**Given exercise:** Return all of the entries word for word, but omit the pictures they contain.

○ ○ ○ ○

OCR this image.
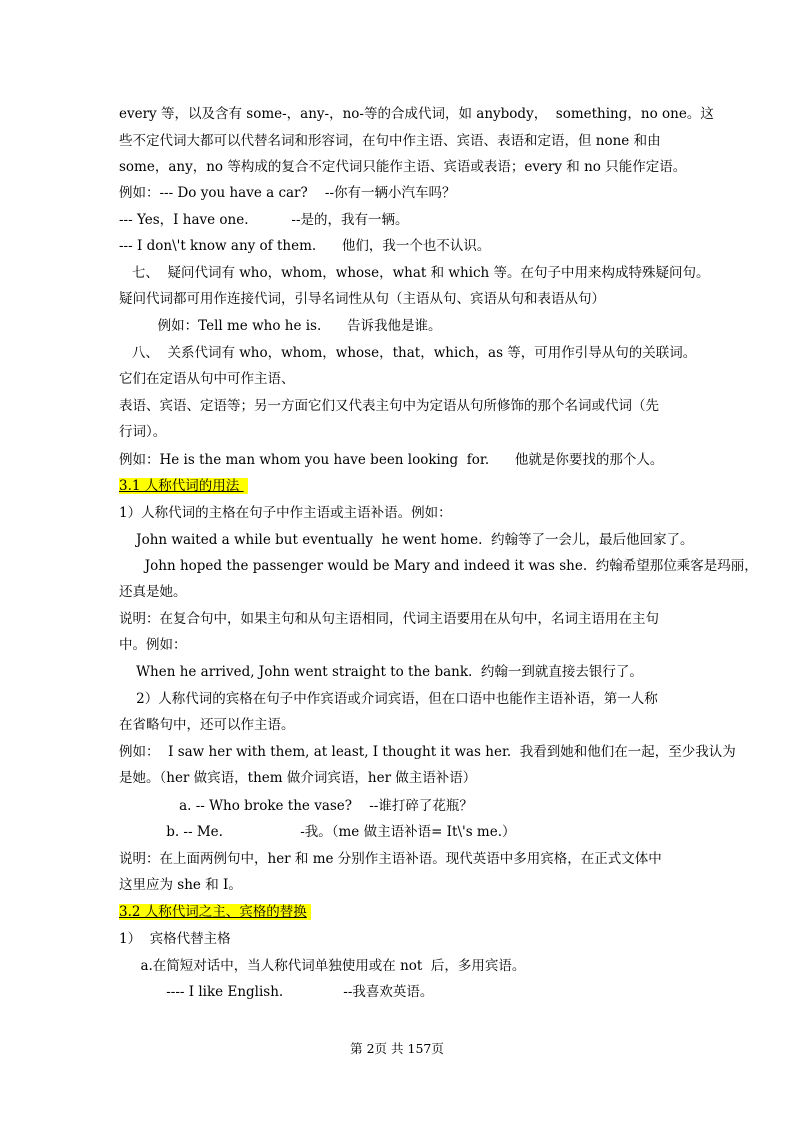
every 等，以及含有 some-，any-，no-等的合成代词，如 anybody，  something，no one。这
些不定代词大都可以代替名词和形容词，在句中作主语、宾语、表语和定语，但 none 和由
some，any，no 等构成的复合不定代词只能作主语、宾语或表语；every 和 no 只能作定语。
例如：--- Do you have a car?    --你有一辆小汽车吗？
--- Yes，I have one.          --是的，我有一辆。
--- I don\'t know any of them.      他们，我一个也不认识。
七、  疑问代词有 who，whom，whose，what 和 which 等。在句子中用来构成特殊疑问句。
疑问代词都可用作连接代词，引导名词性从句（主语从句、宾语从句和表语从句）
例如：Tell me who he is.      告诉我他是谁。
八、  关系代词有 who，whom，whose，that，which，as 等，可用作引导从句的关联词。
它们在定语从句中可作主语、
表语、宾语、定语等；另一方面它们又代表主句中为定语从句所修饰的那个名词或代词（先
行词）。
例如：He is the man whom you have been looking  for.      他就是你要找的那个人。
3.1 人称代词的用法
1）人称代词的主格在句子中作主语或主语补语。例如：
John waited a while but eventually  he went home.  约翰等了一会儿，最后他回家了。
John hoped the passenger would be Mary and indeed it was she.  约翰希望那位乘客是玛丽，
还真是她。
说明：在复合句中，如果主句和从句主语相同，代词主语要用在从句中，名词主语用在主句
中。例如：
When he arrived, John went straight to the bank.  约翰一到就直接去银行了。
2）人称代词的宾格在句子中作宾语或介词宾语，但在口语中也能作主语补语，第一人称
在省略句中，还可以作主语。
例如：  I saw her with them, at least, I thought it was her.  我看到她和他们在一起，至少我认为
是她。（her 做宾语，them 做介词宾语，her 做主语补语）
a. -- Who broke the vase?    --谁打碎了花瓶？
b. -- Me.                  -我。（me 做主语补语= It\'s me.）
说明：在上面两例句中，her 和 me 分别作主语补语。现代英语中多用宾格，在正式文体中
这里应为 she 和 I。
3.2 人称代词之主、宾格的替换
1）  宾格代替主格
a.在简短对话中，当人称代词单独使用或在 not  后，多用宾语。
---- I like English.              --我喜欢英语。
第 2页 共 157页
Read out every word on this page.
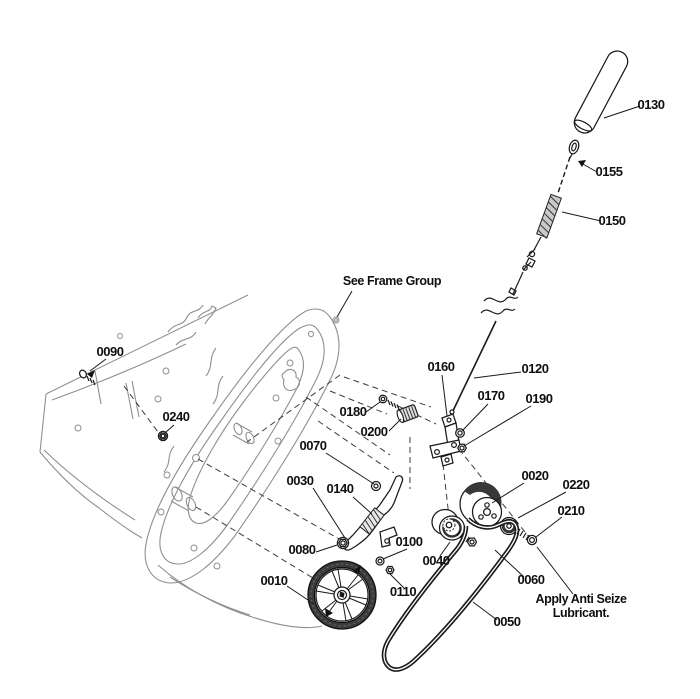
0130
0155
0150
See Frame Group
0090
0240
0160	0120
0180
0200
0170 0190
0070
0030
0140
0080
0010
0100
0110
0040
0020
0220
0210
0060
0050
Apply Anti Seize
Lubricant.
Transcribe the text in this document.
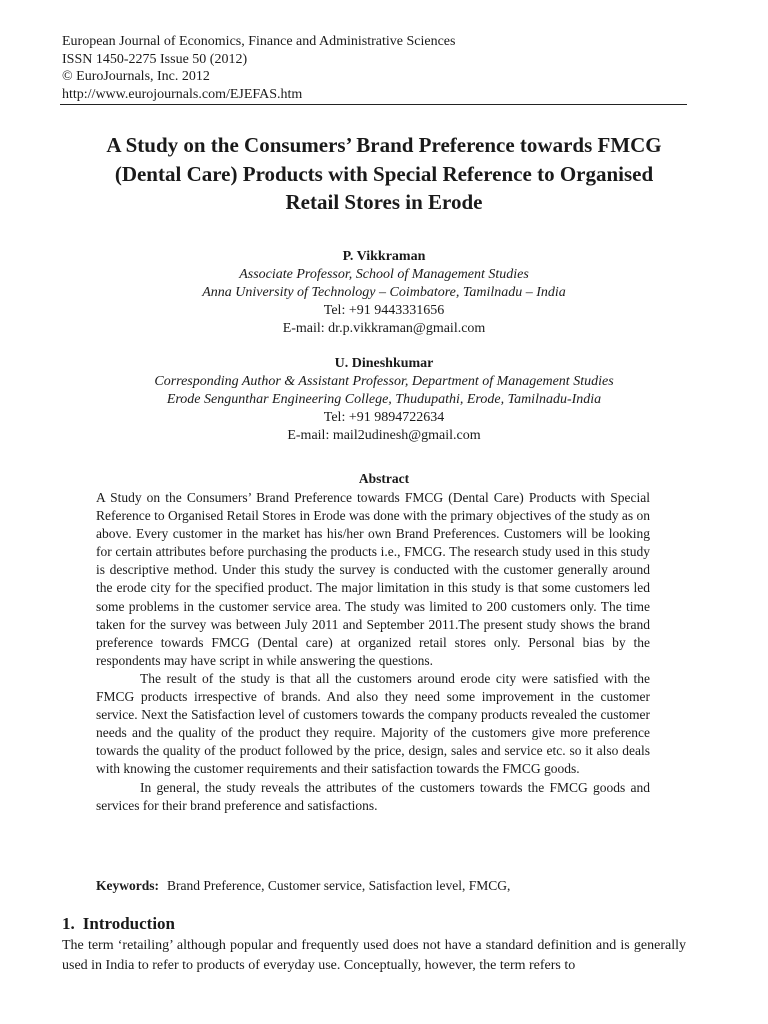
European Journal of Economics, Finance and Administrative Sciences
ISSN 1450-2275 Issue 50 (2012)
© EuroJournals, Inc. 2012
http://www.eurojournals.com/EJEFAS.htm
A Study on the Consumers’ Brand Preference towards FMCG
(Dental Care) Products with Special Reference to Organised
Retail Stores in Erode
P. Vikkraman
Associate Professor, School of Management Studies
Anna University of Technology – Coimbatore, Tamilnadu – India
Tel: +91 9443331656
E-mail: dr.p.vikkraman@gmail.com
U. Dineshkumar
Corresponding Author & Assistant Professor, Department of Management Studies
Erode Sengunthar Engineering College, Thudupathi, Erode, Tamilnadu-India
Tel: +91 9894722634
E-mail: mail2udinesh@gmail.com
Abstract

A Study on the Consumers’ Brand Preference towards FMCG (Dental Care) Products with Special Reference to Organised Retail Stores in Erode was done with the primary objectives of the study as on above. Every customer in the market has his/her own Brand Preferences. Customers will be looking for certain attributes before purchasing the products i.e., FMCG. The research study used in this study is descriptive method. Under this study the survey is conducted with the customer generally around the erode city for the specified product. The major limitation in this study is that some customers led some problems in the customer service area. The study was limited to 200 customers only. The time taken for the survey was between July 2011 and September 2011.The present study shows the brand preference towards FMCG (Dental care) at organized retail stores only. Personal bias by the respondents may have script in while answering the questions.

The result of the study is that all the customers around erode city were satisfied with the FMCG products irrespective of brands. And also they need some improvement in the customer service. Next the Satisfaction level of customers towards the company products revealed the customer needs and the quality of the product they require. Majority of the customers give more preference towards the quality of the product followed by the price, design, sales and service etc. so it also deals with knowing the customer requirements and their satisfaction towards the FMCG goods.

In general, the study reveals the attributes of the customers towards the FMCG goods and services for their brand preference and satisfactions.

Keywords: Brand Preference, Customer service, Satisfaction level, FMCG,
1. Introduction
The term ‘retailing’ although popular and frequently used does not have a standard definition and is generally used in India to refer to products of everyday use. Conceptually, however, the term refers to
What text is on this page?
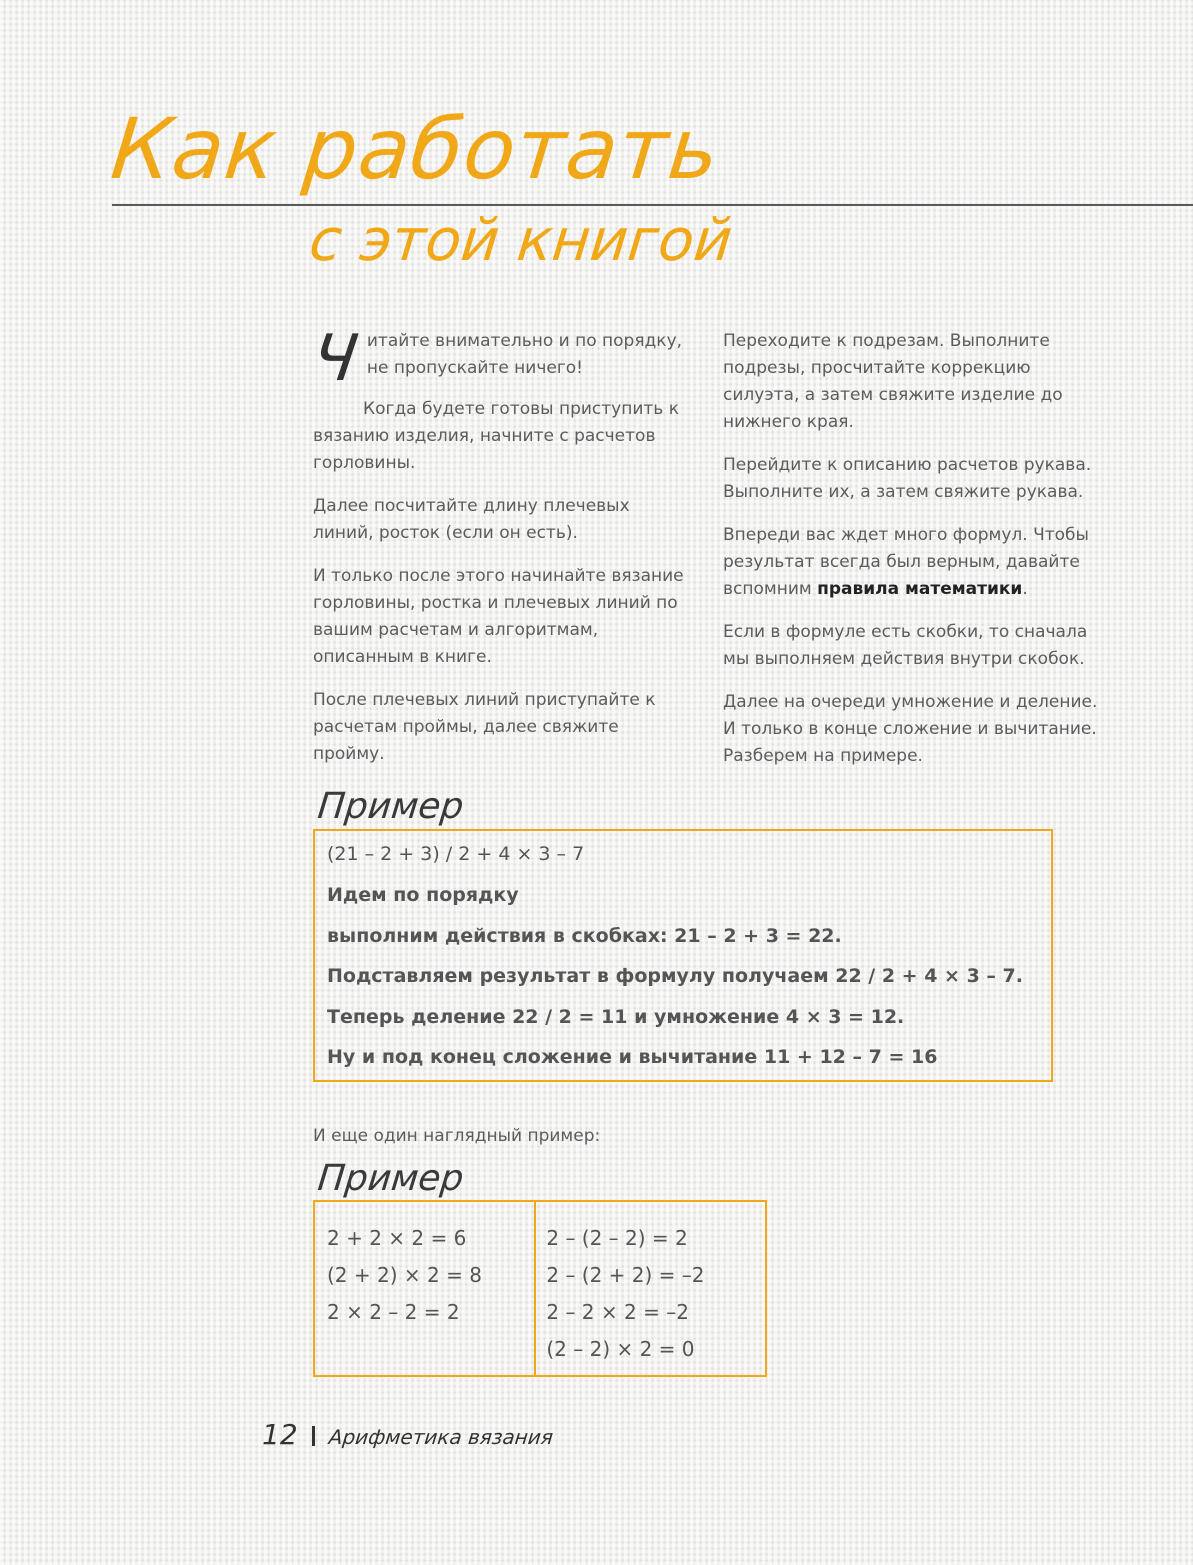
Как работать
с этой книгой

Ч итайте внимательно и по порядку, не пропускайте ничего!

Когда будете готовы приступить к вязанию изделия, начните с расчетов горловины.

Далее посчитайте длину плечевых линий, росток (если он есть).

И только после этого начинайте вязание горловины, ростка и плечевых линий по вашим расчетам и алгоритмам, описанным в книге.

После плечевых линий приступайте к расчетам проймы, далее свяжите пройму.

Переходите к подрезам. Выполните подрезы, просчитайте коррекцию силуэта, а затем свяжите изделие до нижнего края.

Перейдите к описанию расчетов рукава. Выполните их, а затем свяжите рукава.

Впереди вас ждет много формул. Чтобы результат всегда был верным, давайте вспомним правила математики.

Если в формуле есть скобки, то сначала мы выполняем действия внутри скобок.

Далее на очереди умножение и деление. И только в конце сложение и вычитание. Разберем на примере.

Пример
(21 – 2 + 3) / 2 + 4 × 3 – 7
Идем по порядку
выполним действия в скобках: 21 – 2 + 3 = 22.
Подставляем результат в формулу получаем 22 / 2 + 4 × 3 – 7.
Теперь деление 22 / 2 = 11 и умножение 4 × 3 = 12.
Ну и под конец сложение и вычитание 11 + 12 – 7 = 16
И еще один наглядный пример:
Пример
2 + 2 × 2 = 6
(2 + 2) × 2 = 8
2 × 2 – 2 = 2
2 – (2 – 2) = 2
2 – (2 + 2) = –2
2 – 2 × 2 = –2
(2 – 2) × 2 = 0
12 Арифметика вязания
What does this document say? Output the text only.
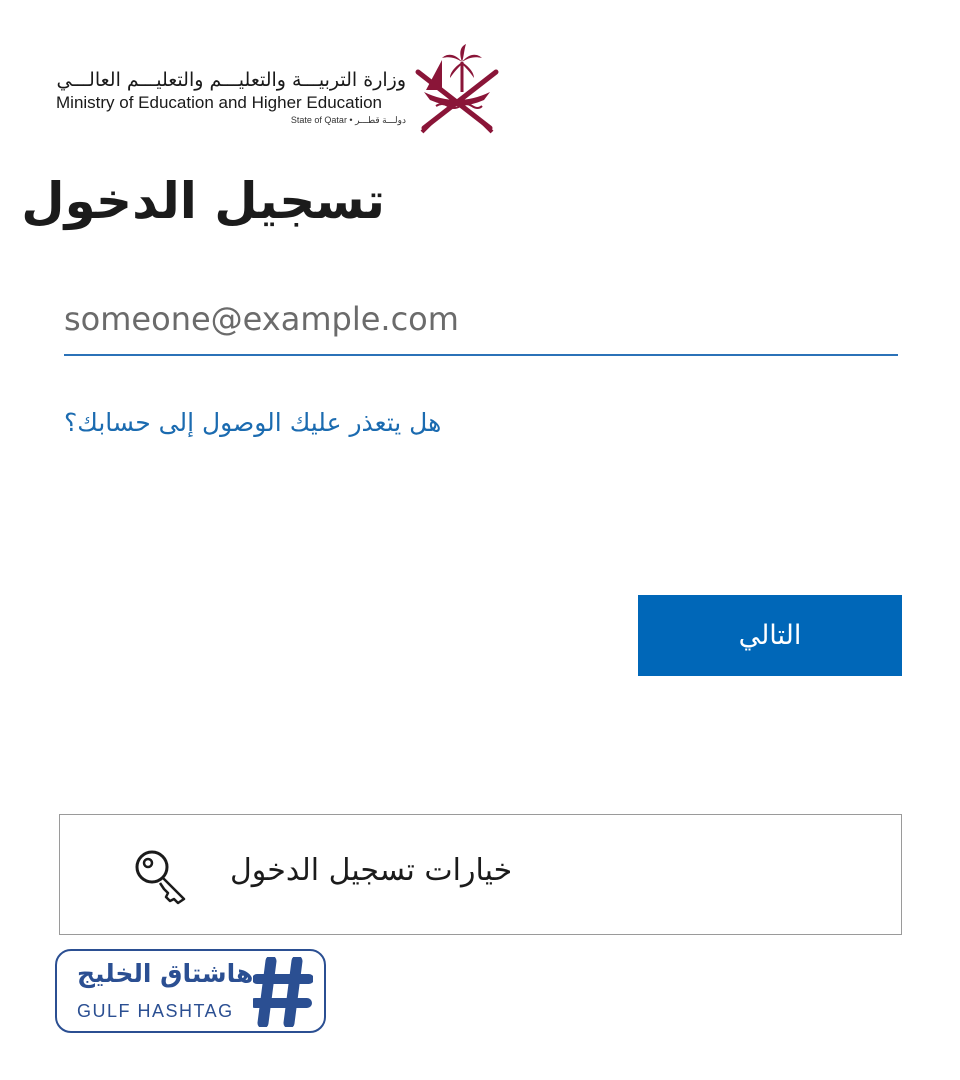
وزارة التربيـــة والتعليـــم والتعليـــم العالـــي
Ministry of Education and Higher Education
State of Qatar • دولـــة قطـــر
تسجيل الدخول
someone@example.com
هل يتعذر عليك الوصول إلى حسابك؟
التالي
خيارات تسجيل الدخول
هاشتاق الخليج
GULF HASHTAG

○ ○ ○ ○

**Response:**
OCR this image.
every 等，以及含有 some-，any-，no-等的合成代词，如 anybody，  something，no one。这
些不定代词大都可以代替名词和形容词，在句中作主语、宾语、表语和定语，但 none 和由
some，any，no 等构成的复合不定代词只能作主语、宾语或表语；every 和 no 只能作定语。
例如：--- Do you have a car?    --你有一辆小汽车吗？
--- Yes，I have one.          --是的，我有一辆。
--- I don\'t know any of them.      他们，我一个也不认识。
七、  疑问代词有 who，whom，whose，what 和 which 等。在句子中用来构成特殊疑问句。
疑问代词都可用作连接代词，引导名词性从句（主语从句、宾语从句和表语从句）
例如：Tell me who he is.      告诉我他是谁。
八、  关系代词有 who，whom，whose，that，which，as 等，可用作引导从句的关联词。
它们在定语从句中可作主语、
表语、宾语、定语等；另一方面它们又代表主句中为定语从句所修饰的那个名词或代词（先
行词）。
例如：He is the man whom you have been looking  for.      他就是你要找的那个人。
3.1 人称代词的用法
1）人称代词的主格在句子中作主语或主语补语。例如：
John waited a while but eventually  he went home.  约翰等了一会儿，最后他回家了。
John hoped the passenger would be Mary and indeed it was she.  约翰希望那位乘客是玛丽，
还真是她。
说明：在复合句中，如果主句和从句主语相同，代词主语要用在从句中，名词主语用在主句
中。例如：
When he arrived, John went straight to the bank.  约翰一到就直接去银行了。
2）人称代词的宾格在句子中作宾语或介词宾语，但在口语中也能作主语补语，第一人称
在省略句中，还可以作主语。
例如：  I saw her with them, at least, I thought it was her.  我看到她和他们在一起，至少我认为
是她。（her 做宾语，them 做介词宾语，her 做主语补语）
a. -- Who broke the vase?    --谁打碎了花瓶？
b. -- Me.                  -我。（me 做主语补语= It\'s me.）
说明：在上面两例句中，her 和 me 分别作主语补语。现代英语中多用宾格，在正式文体中
这里应为 she 和 I。
3.2 人称代词之主、宾格的替换
1）  宾格代替主格
a.在简短对话中，当人称代词单独使用或在 not  后，多用宾语。
---- I like English.              --我喜欢英语。
第 2页 共 157页
Read out every word on this page.
0130
0155
0150
See Frame Group
0090
0240
0160	0120
0180
0200
0170 0190
0070
0030
0140
0080
0010
0100
0110
0040
0020
0220
0210
0060
0050
Apply Anti Seize
Lubricant.
Transcribe the text in this document.
European Journal of Economics, Finance and Administrative Sciences
ISSN 1450-2275 Issue 50 (2012)
© EuroJournals, Inc. 2012
http://www.eurojournals.com/EJEFAS.htm
A Study on the Consumers’ Brand Preference towards FMCG
(Dental Care) Products with Special Reference to Organised
Retail Stores in Erode
P. Vikkraman
Associate Professor, School of Management Studies
Anna University of Technology – Coimbatore, Tamilnadu – India
Tel: +91 9443331656
E-mail: dr.p.vikkraman@gmail.com
U. Dineshkumar
Corresponding Author & Assistant Professor, Department of Management Studies
Erode Sengunthar Engineering College, Thudupathi, Erode, Tamilnadu-India
Tel: +91 9894722634
E-mail: mail2udinesh@gmail.com
Abstract

A Study on the Consumers’ Brand Preference towards FMCG (Dental Care) Products with Special Reference to Organised Retail Stores in Erode was done with the primary objectives of the study as on above. Every customer in the market has his/her own Brand Preferences. Customers will be looking for certain attributes before purchasing the products i.e., FMCG. The research study used in this study is descriptive method. Under this study the survey is conducted with the customer generally around the erode city for the specified product. The major limitation in this study is that some customers led some problems in the customer service area. The study was limited to 200 customers only. The time taken for the survey was between July 2011 and September 2011.The present study shows the brand preference towards FMCG (Dental care) at organized retail stores only. Personal bias by the respondents may have script in while answering the questions.

The result of the study is that all the customers around erode city were satisfied with the FMCG products irrespective of brands. And also they need some improvement in the customer service. Next the Satisfaction level of customers towards the company products revealed the customer needs and the quality of the product they require. Majority of the customers give more preference towards the quality of the product followed by the price, design, sales and service etc. so it also deals with knowing the customer requirements and their satisfaction towards the FMCG goods.

In general, the study reveals the attributes of the customers towards the FMCG goods and services for their brand preference and satisfactions.

Keywords: Brand Preference, Customer service, Satisfaction level, FMCG,
1. Introduction
The term ‘retailing’ although popular and frequently used does not have a standard definition and is generally used in India to refer to products of everyday use. Conceptually, however, the term refers to
What text is on this page?
Как работать
с этой книгой

Ч итайте внимательно и по порядку, не пропускайте ничего!

Когда будете готовы приступить к вязанию изделия, начните с расчетов горловины.

Далее посчитайте длину плечевых линий, росток (если он есть).

И только после этого начинайте вязание горловины, ростка и плечевых линий по вашим расчетам и алгоритмам, описанным в книге.

После плечевых линий приступайте к расчетам проймы, далее свяжите пройму.

Переходите к подрезам. Выполните подрезы, просчитайте коррекцию силуэта, а затем свяжите изделие до нижнего края.

Перейдите к описанию расчетов рукава. Выполните их, а затем свяжите рукава.

Впереди вас ждет много формул. Чтобы результат всегда был верным, давайте вспомним правила математики.

Если в формуле есть скобки, то сначала мы выполняем действия внутри скобок.

Далее на очереди умножение и деление. И только в конце сложение и вычитание. Разберем на примере.

Пример
(21 – 2 + 3) / 2 + 4 × 3 – 7
Идем по порядку
выполним действия в скобках: 21 – 2 + 3 = 22.
Подставляем результат в формулу получаем 22 / 2 + 4 × 3 – 7.
Теперь деление 22 / 2 = 11 и умножение 4 × 3 = 12.
Ну и под конец сложение и вычитание 11 + 12 – 7 = 16
И еще один наглядный пример:
Пример
2 + 2 × 2 = 6
(2 + 2) × 2 = 8
2 × 2 – 2 = 2
2 – (2 – 2) = 2
2 – (2 + 2) = –2
2 – 2 × 2 = –2
(2 – 2) × 2 = 0
12 Арифметика вязания
What does this document say? Output the text only.
وزارة التربيـــة والتعليـــم والتعليـــم العالـــي
Ministry of Education and Higher Education
State of Qatar • دولـــة قطـــر
تسجيل الدخول
someone@example.com
هل يتعذر عليك الوصول إلى حسابك؟
التالي
خيارات تسجيل الدخول
هاشتاق الخليج
GULF HASHTAG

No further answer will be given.